## Collected data entries
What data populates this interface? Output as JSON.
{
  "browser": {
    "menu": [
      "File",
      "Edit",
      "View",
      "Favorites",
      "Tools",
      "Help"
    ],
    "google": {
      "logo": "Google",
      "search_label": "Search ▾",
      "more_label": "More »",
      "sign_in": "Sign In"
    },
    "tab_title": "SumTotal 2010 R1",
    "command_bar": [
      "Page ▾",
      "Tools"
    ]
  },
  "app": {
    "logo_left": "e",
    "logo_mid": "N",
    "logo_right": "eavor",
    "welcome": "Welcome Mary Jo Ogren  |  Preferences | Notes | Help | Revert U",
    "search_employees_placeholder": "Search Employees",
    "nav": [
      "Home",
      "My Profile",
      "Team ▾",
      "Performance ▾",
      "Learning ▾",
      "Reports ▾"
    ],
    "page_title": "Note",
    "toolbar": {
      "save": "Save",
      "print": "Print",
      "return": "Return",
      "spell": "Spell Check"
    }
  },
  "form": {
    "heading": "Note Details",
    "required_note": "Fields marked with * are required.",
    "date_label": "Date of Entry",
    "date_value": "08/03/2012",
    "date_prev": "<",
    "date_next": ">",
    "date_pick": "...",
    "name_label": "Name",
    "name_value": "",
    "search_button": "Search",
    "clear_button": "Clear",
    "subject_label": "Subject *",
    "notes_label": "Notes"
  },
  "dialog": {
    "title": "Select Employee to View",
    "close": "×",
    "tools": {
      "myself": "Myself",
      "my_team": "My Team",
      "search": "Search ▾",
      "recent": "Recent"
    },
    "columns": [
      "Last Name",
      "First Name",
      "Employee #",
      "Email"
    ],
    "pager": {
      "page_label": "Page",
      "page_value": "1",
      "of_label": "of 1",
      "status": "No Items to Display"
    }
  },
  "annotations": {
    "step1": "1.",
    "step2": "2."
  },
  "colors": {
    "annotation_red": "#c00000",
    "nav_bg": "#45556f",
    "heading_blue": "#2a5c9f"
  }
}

## Your objective
Word for word, write out the data.

## Output of the task
What data populates this interface? Output as JSON.
{
  "browser": {
    "menu": [
      "File",
      "Edit",
      "View",
      "Favorites",
      "Tools",
      "Help"
    ],
    "google": {
      "logo": "Google",
      "search_label": "Search ▾",
      "more_label": "More »",
      "sign_in": "Sign In"
    },
    "tab_title": "SumTotal 2010 R1",
    "command_bar": [
      "Page ▾",
      "Tools"
    ]
  },
  "app": {
    "logo_left": "e",
    "logo_mid": "N",
    "logo_right": "eavor",
    "welcome": "Welcome Mary Jo Ogren  |  Preferences | Notes | Help | Revert U",
    "search_employees_placeholder": "Search Employees",
    "nav": [
      "Home",
      "My Profile",
      "Team ▾",
      "Performance ▾",
      "Learning ▾",
      "Reports ▾"
    ],
    "page_title": "Note",
    "toolbar": {
      "save": "Save",
      "print": "Print",
      "return": "Return",
      "spell": "Spell Check"
    }
  },
  "form": {
    "heading": "Note Details",
    "required_note": "Fields marked with * are required.",
    "date_label": "Date of Entry",
    "date_value": "08/03/2012",
    "date_prev": "<",
    "date_next": ">",
    "date_pick": "...",
    "name_label": "Name",
    "name_value": "",
    "search_button": "Search",
    "clear_button": "Clear",
    "subject_label": "Subject *",
    "notes_label": "Notes"
  },
  "dialog": {
    "title": "Select Employee to View",
    "close": "×",
    "tools": {
      "myself": "Myself",
      "my_team": "My Team",
      "search": "Search ▾",
      "recent": "Recent"
    },
    "columns": [
      "Last Name",
      "First Name",
      "Employee #",
      "Email"
    ],
    "pager": {
      "page_label": "Page",
      "page_value": "1",
      "of_label": "of 1",
      "status": "No Items to Display"
    }
  },
  "annotations": {
    "step1": "1.",
    "step2": "2."
  },
  "colors": {
    "annotation_red": "#c00000",
    "nav_bg": "#45556f",
    "heading_blue": "#2a5c9f"
  }
}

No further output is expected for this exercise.